◆ INFORMATION
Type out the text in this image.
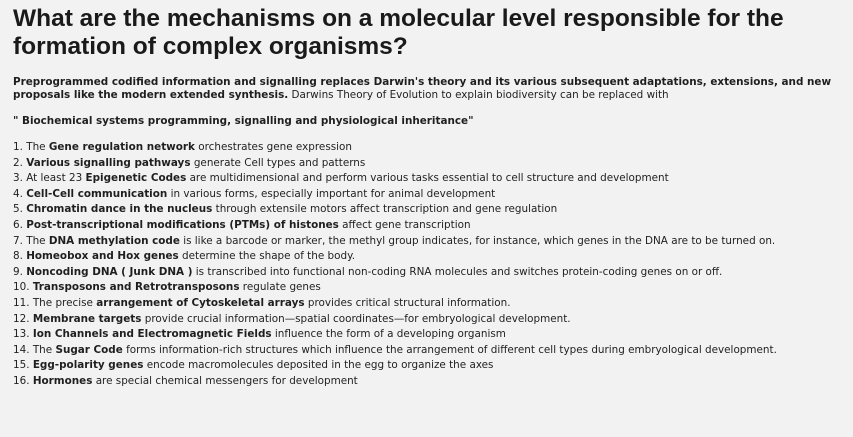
What are the mechanisms on a molecular level responsible for the formation of complex organisms?
Preprogrammed codified information and signalling replaces Darwin's theory and its various subsequent adaptations, extensions, and new proposals like the modern extended synthesis. Darwins Theory of Evolution to explain biodiversity can be replaced with
" Biochemical systems programming, signalling and physiological inheritance"
1. The Gene regulation network orchestrates gene expression
2. Various signalling pathways generate Cell types and patterns
3. At least 23 Epigenetic Codes are multidimensional and perform various tasks essential to cell structure and development
4. Cell-Cell communication in various forms, especially important for animal development
5. Chromatin dance in the nucleus through extensile motors affect transcription and gene regulation
6. Post-transcriptional modifications (PTMs) of histones affect gene transcription
7. The DNA methylation code is like a barcode or marker, the methyl group indicates, for instance, which genes in the DNA are to be turned on.
8. Homeobox and Hox genes determine the shape of the body.
9. Noncoding DNA ( Junk DNA ) is transcribed into functional non-coding RNA molecules and switches protein-coding genes on or off.
10. Transposons and Retrotransposons regulate genes
11. The precise arrangement of Cytoskeletal arrays provides critical structural information.
12. Membrane targets provide crucial information—spatial coordinates—for embryological development.
13. Ion Channels and Electromagnetic Fields influence the form of a developing organism
14. The Sugar Code forms information-rich structures which influence the arrangement of different cell types during embryological development.
15. Egg-polarity genes encode macromolecules deposited in the egg to organize the axes
16. Hormones are special chemical messengers for development
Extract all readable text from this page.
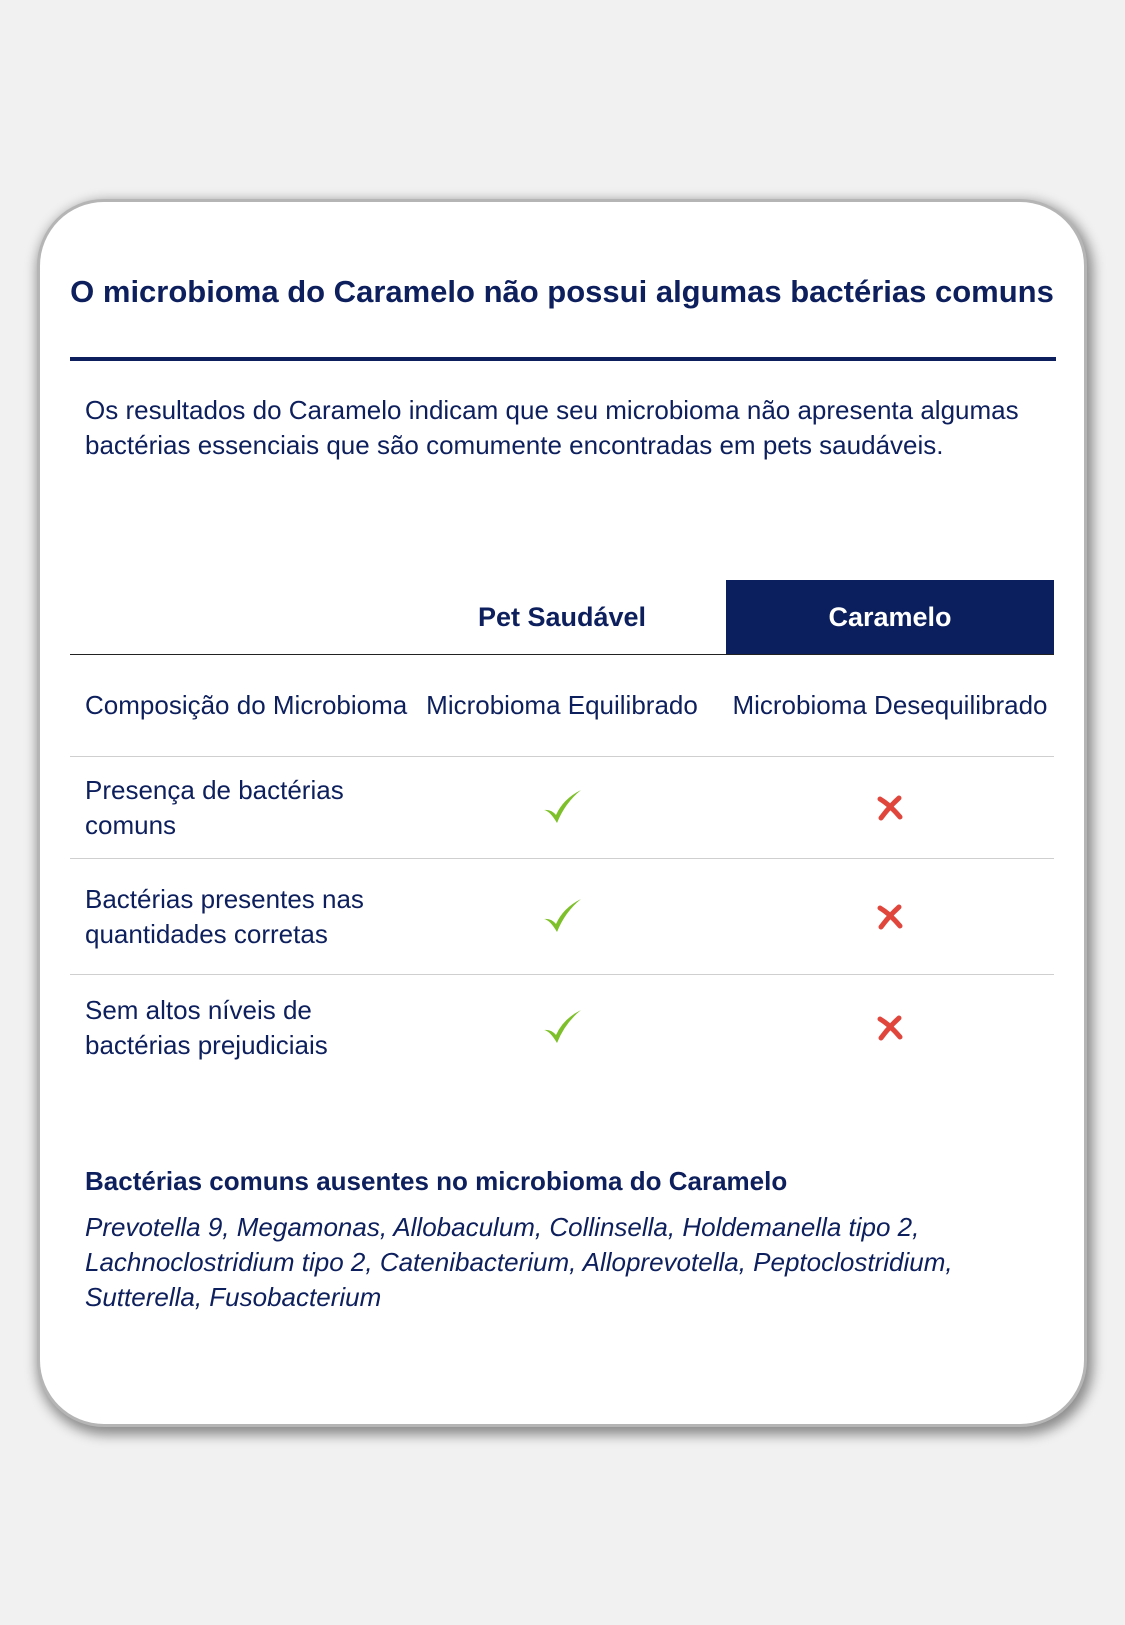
O microbioma do Caramelo não possui algumas bactérias comuns

Os resultados do Caramelo indicam que seu microbioma não apresenta algumas bactérias essenciais que são comumente encontradas em pets saudáveis.

Pet Saudável	Caramelo
Composição do Microbioma Microbioma Equilibrado	Microbioma Desequilibrado
Presença de bactérias comuns
Bactérias presentes nas quantidades corretas
Sem altos níveis de bactérias prejudiciais
Bactérias comuns ausentes no microbioma do Caramelo

Prevotella 9, Megamonas, Allobaculum, Collinsella, Holdemanella tipo 2, Lachnoclostridium tipo 2, Catenibacterium, Alloprevotella, Peptoclostridium, Sutterella, Fusobacterium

◆ WORK TASK
Begin with the line containing "Extract all readable text from this page.", stop at the last line of the records above, and copy every line in between exactly, both ends included, with no pictures.

◆ TASK RESULT
Extract all readable text from this page.
O microbioma do Caramelo não possui algumas bactérias comuns

Os resultados do Caramelo indicam que seu microbioma não apresenta algumas bactérias essenciais que são comumente encontradas em pets saudáveis.

Pet Saudável	Caramelo
Composição do Microbioma Microbioma Equilibrado	Microbioma Desequilibrado
Presença de bactérias comuns
Bactérias presentes nas quantidades corretas
Sem altos níveis de bactérias prejudiciais
Bactérias comuns ausentes no microbioma do Caramelo

Prevotella 9, Megamonas, Allobaculum, Collinsella, Holdemanella tipo 2, Lachnoclostridium tipo 2, Catenibacterium, Alloprevotella, Peptoclostridium, Sutterella, Fusobacterium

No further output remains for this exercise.